What follows is a set of records; repeat all of them exactly.

Excerpted records:
○ ○ ○ ○ ○
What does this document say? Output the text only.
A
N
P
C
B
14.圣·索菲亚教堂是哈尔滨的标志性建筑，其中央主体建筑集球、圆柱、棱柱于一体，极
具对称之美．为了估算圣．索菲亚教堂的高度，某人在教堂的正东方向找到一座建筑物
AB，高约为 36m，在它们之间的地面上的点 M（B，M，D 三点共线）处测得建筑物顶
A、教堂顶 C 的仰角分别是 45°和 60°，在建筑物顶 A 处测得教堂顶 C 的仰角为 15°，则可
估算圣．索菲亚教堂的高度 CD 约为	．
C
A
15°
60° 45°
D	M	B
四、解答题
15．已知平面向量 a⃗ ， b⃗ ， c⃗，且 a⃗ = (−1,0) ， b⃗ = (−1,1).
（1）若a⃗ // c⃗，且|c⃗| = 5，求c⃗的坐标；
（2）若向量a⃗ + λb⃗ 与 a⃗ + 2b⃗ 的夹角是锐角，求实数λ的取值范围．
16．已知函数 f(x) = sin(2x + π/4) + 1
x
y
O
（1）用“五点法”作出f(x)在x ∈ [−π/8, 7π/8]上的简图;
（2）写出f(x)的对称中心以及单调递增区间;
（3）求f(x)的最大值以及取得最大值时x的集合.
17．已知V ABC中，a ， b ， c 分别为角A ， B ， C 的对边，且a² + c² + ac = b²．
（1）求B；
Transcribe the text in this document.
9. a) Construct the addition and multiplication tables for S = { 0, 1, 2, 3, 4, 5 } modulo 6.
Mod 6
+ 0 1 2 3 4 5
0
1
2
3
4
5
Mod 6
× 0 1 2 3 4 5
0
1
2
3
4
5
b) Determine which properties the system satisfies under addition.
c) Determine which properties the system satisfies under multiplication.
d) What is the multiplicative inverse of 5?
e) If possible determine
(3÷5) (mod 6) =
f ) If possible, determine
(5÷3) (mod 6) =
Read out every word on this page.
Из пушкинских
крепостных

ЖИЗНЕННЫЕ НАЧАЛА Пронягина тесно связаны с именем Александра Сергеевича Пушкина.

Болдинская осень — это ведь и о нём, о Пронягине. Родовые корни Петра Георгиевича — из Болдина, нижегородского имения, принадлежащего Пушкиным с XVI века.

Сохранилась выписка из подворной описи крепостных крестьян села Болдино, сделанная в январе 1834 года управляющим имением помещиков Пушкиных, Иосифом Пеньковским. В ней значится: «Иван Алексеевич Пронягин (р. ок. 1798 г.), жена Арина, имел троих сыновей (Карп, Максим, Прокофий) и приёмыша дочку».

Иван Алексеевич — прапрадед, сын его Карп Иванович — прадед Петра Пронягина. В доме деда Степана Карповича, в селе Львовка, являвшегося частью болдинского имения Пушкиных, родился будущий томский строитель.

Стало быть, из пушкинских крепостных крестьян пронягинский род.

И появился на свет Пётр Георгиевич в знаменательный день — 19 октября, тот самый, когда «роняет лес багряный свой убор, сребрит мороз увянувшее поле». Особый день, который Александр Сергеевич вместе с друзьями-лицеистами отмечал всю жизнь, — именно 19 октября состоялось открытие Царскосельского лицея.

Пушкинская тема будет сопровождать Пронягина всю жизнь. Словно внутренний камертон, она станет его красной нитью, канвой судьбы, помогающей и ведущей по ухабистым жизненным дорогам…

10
○ ○ ○ ○ ○
Output below:
What does this document say? Output the text only.
A
N
P
C
B
14.圣·索菲亚教堂是哈尔滨的标志性建筑，其中央主体建筑集球、圆柱、棱柱于一体，极
具对称之美．为了估算圣．索菲亚教堂的高度，某人在教堂的正东方向找到一座建筑物
AB，高约为 36m，在它们之间的地面上的点 M（B，M，D 三点共线）处测得建筑物顶
A、教堂顶 C 的仰角分别是 45°和 60°，在建筑物顶 A 处测得教堂顶 C 的仰角为 15°，则可
估算圣．索菲亚教堂的高度 CD 约为	．
C
A
15°
60° 45°
D	M	B
四、解答题
15．已知平面向量 a⃗ ， b⃗ ， c⃗，且 a⃗ = (−1,0) ， b⃗ = (−1,1).
（1）若a⃗ // c⃗，且|c⃗| = 5，求c⃗的坐标；
（2）若向量a⃗ + λb⃗ 与 a⃗ + 2b⃗ 的夹角是锐角，求实数λ的取值范围．
16．已知函数 f(x) = sin(2x + π/4) + 1
x
y
O
（1）用“五点法”作出f(x)在x ∈ [−π/8, 7π/8]上的简图;
（2）写出f(x)的对称中心以及单调递增区间;
（3）求f(x)的最大值以及取得最大值时x的集合.
17．已知V ABC中，a ， b ， c 分别为角A ， B ， C 的对边，且a² + c² + ac = b²．
（1）求B；
Transcribe the text in this document.
9. a) Construct the addition and multiplication tables for S = { 0, 1, 2, 3, 4, 5 } modulo 6.
Mod 6
+ 0 1 2 3 4 5
0
1
2
3
4
5
Mod 6
× 0 1 2 3 4 5
0
1
2
3
4
5
b) Determine which properties the system satisfies under addition.
c) Determine which properties the system satisfies under multiplication.
d) What is the multiplicative inverse of 5?
e) If possible determine
(3÷5) (mod 6) =
f ) If possible, determine
(5÷3) (mod 6) =
Read out every word on this page.
Из пушкинских
крепостных

ЖИЗНЕННЫЕ НАЧАЛА Пронягина тесно связаны с именем Александра Сергеевича Пушкина.

Болдинская осень — это ведь и о нём, о Пронягине. Родовые корни Петра Георгиевича — из Болдина, нижегородского имения, принадлежащего Пушкиным с XVI века.

Сохранилась выписка из подворной описи крепостных крестьян села Болдино, сделанная в январе 1834 года управляющим имением помещиков Пушкиных, Иосифом Пеньковским. В ней значится: «Иван Алексеевич Пронягин (р. ок. 1798 г.), жена Арина, имел троих сыновей (Карп, Максим, Прокофий) и приёмыша дочку».

Иван Алексеевич — прапрадед, сын его Карп Иванович — прадед Петра Пронягина. В доме деда Степана Карповича, в селе Львовка, являвшегося частью болдинского имения Пушкиных, родился будущий томский строитель.

Стало быть, из пушкинских крепостных крестьян пронягинский род.

И появился на свет Пётр Георгиевич в знаменательный день — 19 октября, тот самый, когда «роняет лес багряный свой убор, сребрит мороз увянувшее поле». Особый день, который Александр Сергеевич вместе с друзьями-лицеистами отмечал всю жизнь, — именно 19 октября состоялось открытие Царскосельского лицея.

Пушкинская тема будет сопровождать Пронягина всю жизнь. Словно внутренний камертон, она станет его красной нитью, канвой судьбы, помогающей и ведущей по ухабистым жизненным дорогам…

10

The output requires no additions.